→ OBJECTIVE
Recast the data from its first line through the line containing "heatmap-cell: [186, 257, 194, 264]", inclusive, as a Markdown table with the columns Row and Line, leaving out any blank lines.

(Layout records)
--------------------------------------------------

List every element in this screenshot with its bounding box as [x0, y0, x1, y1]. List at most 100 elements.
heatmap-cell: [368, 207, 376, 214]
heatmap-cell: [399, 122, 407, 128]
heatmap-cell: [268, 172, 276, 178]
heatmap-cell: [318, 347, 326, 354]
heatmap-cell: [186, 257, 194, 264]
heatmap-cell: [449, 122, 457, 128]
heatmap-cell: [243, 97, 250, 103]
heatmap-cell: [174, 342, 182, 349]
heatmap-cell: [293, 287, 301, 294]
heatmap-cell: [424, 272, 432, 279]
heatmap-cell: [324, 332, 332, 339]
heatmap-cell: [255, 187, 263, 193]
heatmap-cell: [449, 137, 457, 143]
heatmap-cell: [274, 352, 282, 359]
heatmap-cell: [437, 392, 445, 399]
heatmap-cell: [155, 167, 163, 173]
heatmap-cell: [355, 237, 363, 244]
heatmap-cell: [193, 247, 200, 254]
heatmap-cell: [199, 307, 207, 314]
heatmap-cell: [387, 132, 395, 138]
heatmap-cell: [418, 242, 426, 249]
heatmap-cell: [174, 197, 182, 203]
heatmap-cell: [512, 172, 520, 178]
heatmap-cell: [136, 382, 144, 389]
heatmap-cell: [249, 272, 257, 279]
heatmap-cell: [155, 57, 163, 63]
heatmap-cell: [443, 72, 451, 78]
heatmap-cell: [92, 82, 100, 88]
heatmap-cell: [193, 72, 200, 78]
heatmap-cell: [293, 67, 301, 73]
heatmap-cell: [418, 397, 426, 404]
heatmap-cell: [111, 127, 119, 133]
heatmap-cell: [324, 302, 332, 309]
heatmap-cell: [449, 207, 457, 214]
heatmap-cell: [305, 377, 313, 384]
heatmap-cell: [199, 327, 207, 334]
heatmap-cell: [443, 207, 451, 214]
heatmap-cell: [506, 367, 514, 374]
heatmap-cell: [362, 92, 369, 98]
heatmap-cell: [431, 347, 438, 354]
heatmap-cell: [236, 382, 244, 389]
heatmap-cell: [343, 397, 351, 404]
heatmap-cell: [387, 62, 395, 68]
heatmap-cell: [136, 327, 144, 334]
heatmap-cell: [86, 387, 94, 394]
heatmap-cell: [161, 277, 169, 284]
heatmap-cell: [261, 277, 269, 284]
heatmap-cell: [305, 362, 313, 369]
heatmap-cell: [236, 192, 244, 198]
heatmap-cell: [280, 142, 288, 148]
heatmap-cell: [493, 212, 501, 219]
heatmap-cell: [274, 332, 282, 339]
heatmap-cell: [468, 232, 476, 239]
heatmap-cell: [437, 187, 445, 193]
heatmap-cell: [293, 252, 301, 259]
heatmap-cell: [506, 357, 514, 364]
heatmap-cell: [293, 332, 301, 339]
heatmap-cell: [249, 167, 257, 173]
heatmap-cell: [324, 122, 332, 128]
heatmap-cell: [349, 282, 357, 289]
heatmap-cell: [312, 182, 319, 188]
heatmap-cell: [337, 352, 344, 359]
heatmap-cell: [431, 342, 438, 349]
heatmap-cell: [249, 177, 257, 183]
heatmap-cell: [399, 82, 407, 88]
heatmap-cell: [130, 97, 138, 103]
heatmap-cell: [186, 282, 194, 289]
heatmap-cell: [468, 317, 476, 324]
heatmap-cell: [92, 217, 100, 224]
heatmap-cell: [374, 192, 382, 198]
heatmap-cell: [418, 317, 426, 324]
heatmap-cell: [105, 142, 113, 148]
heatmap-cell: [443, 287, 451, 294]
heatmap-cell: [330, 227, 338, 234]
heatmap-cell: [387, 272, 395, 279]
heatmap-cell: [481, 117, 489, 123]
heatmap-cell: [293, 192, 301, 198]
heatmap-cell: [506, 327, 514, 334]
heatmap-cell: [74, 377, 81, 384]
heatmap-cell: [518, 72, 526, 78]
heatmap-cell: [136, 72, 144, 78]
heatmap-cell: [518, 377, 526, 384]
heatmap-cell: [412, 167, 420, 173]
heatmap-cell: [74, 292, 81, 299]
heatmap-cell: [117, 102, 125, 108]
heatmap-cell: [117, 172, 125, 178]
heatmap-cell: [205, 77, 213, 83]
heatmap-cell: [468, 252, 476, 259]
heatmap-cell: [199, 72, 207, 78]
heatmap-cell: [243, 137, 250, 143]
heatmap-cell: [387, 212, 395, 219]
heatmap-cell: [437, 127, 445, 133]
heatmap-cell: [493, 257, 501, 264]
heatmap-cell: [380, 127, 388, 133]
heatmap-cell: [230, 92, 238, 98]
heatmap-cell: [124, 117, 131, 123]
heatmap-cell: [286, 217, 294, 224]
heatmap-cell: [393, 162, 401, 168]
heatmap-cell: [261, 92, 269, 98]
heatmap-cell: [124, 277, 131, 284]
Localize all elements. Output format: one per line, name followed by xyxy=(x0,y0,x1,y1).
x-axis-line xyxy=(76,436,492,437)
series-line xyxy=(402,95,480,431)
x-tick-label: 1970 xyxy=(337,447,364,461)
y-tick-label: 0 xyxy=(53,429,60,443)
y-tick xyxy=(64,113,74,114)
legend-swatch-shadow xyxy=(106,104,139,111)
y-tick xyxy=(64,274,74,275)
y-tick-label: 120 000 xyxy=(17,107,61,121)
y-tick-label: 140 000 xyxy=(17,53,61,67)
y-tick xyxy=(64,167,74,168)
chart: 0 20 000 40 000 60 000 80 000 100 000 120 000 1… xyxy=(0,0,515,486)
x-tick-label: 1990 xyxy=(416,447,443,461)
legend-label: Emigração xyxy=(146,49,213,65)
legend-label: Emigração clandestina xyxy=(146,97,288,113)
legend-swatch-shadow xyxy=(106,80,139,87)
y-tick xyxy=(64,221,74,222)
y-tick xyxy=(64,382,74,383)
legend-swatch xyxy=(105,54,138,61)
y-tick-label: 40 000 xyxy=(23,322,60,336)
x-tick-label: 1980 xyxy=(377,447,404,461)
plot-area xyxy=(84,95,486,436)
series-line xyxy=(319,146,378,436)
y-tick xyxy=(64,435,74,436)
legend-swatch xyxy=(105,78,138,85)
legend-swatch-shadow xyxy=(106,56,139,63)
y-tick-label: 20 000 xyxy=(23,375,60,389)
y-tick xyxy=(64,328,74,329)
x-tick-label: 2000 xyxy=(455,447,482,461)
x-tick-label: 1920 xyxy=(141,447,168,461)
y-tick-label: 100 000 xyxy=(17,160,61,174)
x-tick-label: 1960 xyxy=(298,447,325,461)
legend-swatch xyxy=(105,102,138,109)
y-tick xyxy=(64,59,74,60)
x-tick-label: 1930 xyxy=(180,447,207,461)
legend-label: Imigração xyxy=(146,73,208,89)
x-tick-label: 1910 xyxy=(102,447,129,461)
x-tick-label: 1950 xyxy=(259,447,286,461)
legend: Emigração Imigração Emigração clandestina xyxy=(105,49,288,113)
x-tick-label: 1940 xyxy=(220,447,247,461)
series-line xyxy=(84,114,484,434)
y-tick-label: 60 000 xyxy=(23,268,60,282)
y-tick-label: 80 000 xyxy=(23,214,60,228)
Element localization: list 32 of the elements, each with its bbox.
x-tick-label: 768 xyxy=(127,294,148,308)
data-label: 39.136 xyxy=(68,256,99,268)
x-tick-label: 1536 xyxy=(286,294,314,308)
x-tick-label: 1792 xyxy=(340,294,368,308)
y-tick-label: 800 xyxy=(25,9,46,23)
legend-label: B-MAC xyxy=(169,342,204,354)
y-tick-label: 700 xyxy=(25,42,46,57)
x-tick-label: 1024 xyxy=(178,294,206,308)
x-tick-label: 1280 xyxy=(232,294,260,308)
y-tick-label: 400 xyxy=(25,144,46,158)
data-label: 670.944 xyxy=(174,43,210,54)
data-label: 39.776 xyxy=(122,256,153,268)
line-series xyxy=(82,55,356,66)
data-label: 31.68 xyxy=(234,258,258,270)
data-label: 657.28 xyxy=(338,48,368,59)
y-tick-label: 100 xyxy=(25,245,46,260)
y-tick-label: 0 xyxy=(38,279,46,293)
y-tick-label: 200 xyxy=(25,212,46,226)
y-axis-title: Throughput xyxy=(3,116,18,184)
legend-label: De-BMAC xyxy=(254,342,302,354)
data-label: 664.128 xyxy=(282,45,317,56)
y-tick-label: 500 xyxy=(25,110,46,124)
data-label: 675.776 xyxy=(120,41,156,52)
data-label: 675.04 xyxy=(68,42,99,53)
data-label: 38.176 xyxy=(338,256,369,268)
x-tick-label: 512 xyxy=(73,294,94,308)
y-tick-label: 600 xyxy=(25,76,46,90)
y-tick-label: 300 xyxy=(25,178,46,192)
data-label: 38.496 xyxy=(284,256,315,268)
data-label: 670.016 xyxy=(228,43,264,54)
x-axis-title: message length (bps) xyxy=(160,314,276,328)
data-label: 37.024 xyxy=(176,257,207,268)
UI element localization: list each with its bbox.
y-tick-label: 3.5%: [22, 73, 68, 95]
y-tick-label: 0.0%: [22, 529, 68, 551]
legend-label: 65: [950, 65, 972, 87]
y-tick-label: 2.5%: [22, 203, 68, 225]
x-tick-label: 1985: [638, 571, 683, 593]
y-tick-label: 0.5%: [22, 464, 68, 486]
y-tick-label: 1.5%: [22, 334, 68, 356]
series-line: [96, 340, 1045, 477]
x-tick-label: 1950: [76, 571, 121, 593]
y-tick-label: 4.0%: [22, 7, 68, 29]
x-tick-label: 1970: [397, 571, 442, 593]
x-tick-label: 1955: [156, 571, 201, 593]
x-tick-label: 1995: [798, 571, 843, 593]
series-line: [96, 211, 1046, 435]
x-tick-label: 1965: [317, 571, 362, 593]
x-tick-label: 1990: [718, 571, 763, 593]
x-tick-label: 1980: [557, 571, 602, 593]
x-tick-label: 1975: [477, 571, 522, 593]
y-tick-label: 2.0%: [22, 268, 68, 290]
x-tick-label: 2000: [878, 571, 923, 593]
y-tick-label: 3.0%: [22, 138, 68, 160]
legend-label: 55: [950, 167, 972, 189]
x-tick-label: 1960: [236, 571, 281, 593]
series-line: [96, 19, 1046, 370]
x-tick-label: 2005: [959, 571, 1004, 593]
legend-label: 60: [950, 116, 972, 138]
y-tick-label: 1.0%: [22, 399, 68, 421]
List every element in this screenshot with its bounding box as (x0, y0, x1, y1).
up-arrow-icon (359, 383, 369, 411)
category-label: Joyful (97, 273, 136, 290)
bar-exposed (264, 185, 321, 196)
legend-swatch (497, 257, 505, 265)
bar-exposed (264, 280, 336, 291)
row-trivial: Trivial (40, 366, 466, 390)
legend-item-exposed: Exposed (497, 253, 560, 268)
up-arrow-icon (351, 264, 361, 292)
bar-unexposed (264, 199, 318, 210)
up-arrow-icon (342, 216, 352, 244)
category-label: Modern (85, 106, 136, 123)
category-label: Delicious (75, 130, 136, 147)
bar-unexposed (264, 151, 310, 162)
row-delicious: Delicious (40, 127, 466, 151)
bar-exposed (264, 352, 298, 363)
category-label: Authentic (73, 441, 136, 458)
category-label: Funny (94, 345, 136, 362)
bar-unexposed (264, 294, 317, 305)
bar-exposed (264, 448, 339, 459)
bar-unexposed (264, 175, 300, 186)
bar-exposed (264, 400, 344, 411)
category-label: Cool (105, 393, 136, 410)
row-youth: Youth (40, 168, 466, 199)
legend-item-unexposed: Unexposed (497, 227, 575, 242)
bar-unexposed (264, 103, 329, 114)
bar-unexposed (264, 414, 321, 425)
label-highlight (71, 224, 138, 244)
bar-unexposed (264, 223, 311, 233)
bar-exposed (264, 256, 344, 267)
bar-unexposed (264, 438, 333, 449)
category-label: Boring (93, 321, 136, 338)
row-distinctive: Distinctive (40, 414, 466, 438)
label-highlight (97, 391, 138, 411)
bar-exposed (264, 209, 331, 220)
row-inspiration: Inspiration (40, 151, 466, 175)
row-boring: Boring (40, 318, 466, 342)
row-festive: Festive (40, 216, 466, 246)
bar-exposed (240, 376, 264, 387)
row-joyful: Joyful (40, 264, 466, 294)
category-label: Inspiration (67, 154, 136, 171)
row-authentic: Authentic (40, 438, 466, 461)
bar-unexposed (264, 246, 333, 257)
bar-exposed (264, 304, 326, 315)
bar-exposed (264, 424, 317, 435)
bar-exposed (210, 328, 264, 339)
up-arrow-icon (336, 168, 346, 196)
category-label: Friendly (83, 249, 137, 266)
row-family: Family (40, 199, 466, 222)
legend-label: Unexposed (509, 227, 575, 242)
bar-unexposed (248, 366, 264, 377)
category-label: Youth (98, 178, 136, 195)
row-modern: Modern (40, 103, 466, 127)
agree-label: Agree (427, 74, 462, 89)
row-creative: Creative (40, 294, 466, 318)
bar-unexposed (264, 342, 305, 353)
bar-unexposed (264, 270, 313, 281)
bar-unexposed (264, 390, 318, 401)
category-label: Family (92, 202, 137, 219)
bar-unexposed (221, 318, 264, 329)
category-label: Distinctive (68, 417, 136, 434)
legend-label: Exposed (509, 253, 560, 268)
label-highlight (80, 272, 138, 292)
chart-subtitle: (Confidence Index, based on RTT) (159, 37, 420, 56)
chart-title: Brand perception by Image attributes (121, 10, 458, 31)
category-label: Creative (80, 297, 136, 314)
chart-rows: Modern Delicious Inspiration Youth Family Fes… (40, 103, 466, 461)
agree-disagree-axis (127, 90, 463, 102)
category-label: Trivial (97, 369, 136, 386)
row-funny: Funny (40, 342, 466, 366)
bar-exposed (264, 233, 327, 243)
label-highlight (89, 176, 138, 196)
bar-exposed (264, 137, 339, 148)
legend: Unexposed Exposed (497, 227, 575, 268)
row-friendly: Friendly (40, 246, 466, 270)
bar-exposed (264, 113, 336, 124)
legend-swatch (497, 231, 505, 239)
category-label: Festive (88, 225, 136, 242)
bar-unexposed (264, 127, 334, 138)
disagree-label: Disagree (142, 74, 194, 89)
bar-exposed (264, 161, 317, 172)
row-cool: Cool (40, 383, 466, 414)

--------------------------------------------------

→ EXERCISE RESPONSE
| Row | Line |
|---|---|
| 1 | List every element in this screenshot with its bounding box as [x0, y0, x1, y1]. List at most 100 elements. |
| 2 | heatmap-cell: [368, 207, 376, 214] |
| 3 | heatmap-cell: [399, 122, 407, 128] |
| 4 | heatmap-cell: [268, 172, 276, 178] |
| 5 | heatmap-cell: [318, 347, 326, 354] |
| 6 | heatmap-cell: [186, 257, 194, 264] |